▸ **What is expected**
Please copy every one of the records below line for line, without changing anything. Leave out the pictures.

>> BEGIN Records to use

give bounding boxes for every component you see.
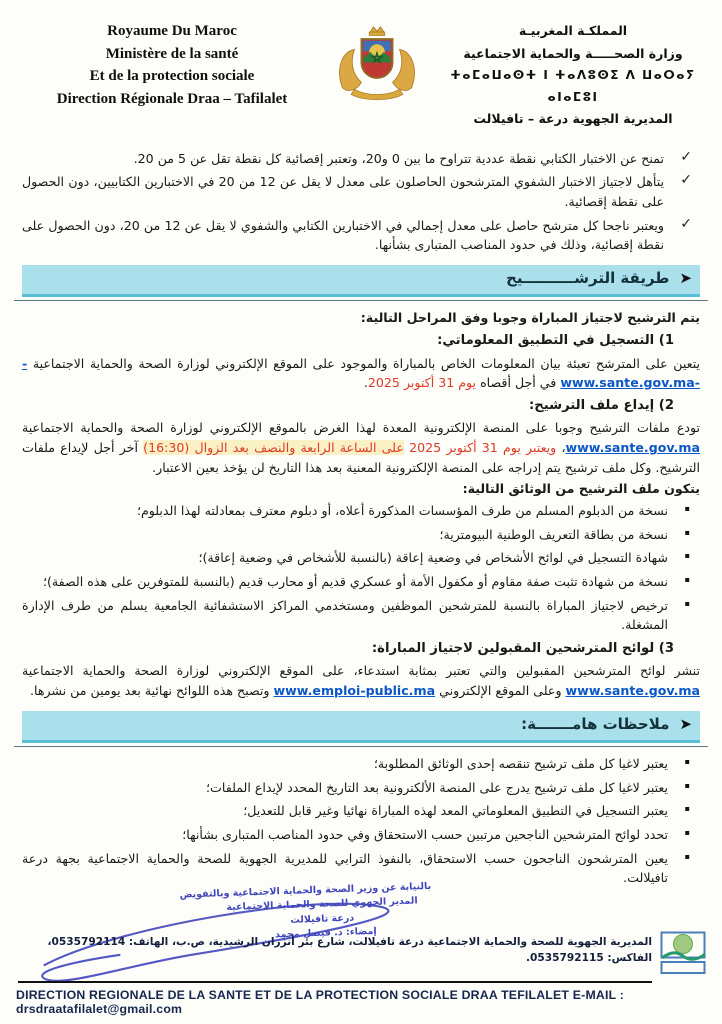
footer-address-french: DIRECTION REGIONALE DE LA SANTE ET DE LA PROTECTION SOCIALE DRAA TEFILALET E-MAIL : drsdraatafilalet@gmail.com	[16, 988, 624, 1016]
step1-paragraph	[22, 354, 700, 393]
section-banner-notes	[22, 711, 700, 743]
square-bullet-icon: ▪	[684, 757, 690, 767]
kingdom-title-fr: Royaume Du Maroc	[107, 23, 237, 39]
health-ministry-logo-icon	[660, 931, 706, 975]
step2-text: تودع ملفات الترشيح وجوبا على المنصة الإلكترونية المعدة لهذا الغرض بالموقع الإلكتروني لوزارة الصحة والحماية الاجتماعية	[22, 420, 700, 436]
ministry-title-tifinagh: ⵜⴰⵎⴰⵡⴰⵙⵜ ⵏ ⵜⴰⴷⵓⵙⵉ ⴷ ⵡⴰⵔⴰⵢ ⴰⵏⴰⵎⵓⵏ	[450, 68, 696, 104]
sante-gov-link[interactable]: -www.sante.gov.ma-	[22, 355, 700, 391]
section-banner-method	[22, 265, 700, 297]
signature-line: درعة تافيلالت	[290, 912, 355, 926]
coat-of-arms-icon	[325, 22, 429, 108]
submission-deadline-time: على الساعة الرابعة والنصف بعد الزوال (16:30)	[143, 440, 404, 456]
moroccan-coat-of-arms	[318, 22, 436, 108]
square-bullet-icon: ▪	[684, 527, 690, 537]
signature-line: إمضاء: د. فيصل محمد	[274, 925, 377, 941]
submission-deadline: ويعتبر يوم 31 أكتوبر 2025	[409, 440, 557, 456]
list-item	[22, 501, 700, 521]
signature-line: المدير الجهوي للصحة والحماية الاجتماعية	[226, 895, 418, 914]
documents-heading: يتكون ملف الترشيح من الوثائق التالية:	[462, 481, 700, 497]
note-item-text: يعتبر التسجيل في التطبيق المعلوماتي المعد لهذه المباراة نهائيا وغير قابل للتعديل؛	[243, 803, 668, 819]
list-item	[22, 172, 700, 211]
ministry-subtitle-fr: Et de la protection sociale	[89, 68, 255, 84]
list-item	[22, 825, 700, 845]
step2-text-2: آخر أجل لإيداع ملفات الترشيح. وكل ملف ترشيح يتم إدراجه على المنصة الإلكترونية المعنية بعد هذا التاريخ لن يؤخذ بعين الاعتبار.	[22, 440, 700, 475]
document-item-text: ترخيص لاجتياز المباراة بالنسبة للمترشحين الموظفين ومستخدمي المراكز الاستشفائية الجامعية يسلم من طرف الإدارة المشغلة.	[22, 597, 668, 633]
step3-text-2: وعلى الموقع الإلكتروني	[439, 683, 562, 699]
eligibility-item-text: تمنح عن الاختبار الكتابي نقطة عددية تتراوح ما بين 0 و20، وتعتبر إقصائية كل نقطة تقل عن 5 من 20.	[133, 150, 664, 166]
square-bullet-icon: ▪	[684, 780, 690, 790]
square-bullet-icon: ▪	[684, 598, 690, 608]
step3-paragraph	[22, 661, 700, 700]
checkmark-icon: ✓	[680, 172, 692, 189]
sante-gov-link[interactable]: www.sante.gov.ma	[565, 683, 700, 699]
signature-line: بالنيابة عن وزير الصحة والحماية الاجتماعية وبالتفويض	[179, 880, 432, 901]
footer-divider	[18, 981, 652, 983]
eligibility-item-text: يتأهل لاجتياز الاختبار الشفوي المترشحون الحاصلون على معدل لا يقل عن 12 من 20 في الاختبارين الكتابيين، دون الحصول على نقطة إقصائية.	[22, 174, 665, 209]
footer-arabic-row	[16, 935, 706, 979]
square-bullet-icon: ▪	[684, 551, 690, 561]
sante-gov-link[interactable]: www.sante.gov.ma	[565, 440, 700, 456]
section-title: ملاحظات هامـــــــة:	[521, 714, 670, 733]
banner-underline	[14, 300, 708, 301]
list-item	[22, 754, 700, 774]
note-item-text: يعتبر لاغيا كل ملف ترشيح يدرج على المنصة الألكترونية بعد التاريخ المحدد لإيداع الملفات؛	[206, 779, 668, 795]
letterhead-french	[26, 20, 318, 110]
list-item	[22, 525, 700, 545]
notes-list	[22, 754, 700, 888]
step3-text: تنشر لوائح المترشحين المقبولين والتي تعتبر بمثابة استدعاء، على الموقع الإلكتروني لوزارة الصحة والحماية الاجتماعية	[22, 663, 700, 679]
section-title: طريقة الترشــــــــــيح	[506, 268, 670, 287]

>> END Records to use

▸ **Result for this exercise**
give bounding boxes for every component you see.
footer-address-french: DIRECTION REGIONALE DE LA SANTE ET DE LA PROTECTION SOCIALE DRAA TEFILALET E-MAIL : drsdraatafilalet@gmail.com	[16, 988, 624, 1016]
step1-paragraph	[22, 354, 700, 393]
section-banner-notes	[22, 711, 700, 743]
square-bullet-icon: ▪	[684, 757, 690, 767]
kingdom-title-fr: Royaume Du Maroc	[107, 23, 237, 39]
health-ministry-logo-icon	[660, 931, 706, 975]
step2-text: تودع ملفات الترشيح وجوبا على المنصة الإلكترونية المعدة لهذا الغرض بالموقع الإلكتروني لوزارة الصحة والحماية الاجتماعية	[22, 420, 700, 436]
ministry-title-tifinagh: ⵜⴰⵎⴰⵡⴰⵙⵜ ⵏ ⵜⴰⴷⵓⵙⵉ ⴷ ⵡⴰⵔⴰⵢ ⴰⵏⴰⵎⵓⵏ	[450, 68, 696, 104]
sante-gov-link[interactable]: -www.sante.gov.ma-	[22, 355, 700, 391]
section-banner-method	[22, 265, 700, 297]
signature-line: درعة تافيلالت	[290, 912, 355, 926]
coat-of-arms-icon	[325, 22, 429, 108]
submission-deadline-time: على الساعة الرابعة والنصف بعد الزوال (16:30)	[143, 440, 404, 456]
moroccan-coat-of-arms	[318, 22, 436, 108]
square-bullet-icon: ▪	[684, 527, 690, 537]
signature-line: إمضاء: د. فيصل محمد	[274, 925, 377, 941]
submission-deadline: ويعتبر يوم 31 أكتوبر 2025	[409, 440, 557, 456]
list-item	[22, 501, 700, 521]
signature-line: المدير الجهوي للصحة والحماية الاجتماعية	[226, 895, 418, 914]
documents-heading: يتكون ملف الترشيح من الوثائق التالية:	[462, 481, 700, 497]
note-item-text: يعتبر التسجيل في التطبيق المعلوماتي المعد لهذه المباراة نهائيا وغير قابل للتعديل؛	[243, 803, 668, 819]
list-item	[22, 172, 700, 211]
ministry-subtitle-fr: Et de la protection sociale	[89, 68, 255, 84]
list-item	[22, 825, 700, 845]
step2-text-2: آخر أجل لإيداع ملفات الترشيح. وكل ملف ترشيح يتم إدراجه على المنصة الإلكترونية المعنية بعد هذا التاريخ لن يؤخذ بعين الاعتبار.	[22, 440, 700, 475]
document-item-text: ترخيص لاجتياز المباراة بالنسبة للمترشحين الموظفين ومستخدمي المراكز الاستشفائية الجامعية يسلم من طرف الإدارة المشغلة.	[22, 597, 668, 633]
step3-text-2: وعلى الموقع الإلكتروني	[439, 683, 562, 699]
eligibility-item-text: تمنح عن الاختبار الكتابي نقطة عددية تتراوح ما بين 0 و20، وتعتبر إقصائية كل نقطة تقل عن 5 من 20.	[133, 150, 664, 166]
square-bullet-icon: ▪	[684, 780, 690, 790]
square-bullet-icon: ▪	[684, 598, 690, 608]
step3-paragraph	[22, 661, 700, 700]
checkmark-icon: ✓	[680, 172, 692, 189]
sante-gov-link[interactable]: www.sante.gov.ma	[565, 683, 700, 699]
signature-line: بالنيابة عن وزير الصحة والحماية الاجتماعية وبالتفويض	[179, 880, 432, 901]
footer-divider	[18, 981, 652, 983]
eligibility-item-text: يتأهل لاجتياز الاختبار الشفوي المترشحون الحاصلون على معدل لا يقل عن 12 من 20 في الاختبارين الكتابيين، دون الحصول على نقطة إقصائية.	[22, 174, 665, 209]
footer-arabic-row	[16, 935, 706, 979]
square-bullet-icon: ▪	[684, 551, 690, 561]
sante-gov-link[interactable]: www.sante.gov.ma	[565, 440, 700, 456]
section-title: ملاحظات هامـــــــة:	[521, 714, 670, 733]
banner-underline	[14, 300, 708, 301]
list-item	[22, 754, 700, 774]
note-item-text: يعتبر لاغيا كل ملف ترشيح يدرج على المنصة الألكترونية بعد التاريخ المحدد لإيداع الملفات؛	[206, 779, 668, 795]
letterhead-french	[26, 20, 318, 110]
list-item	[22, 525, 700, 545]
notes-list	[22, 754, 700, 888]
step3-text: تنشر لوائح المترشحين المقبولين والتي تعتبر بمثابة استدعاء، على الموقع الإلكتروني لوزارة الصحة والحماية الاجتماعية	[22, 663, 700, 679]
section-title: طريقة الترشــــــــــيح	[506, 268, 670, 287]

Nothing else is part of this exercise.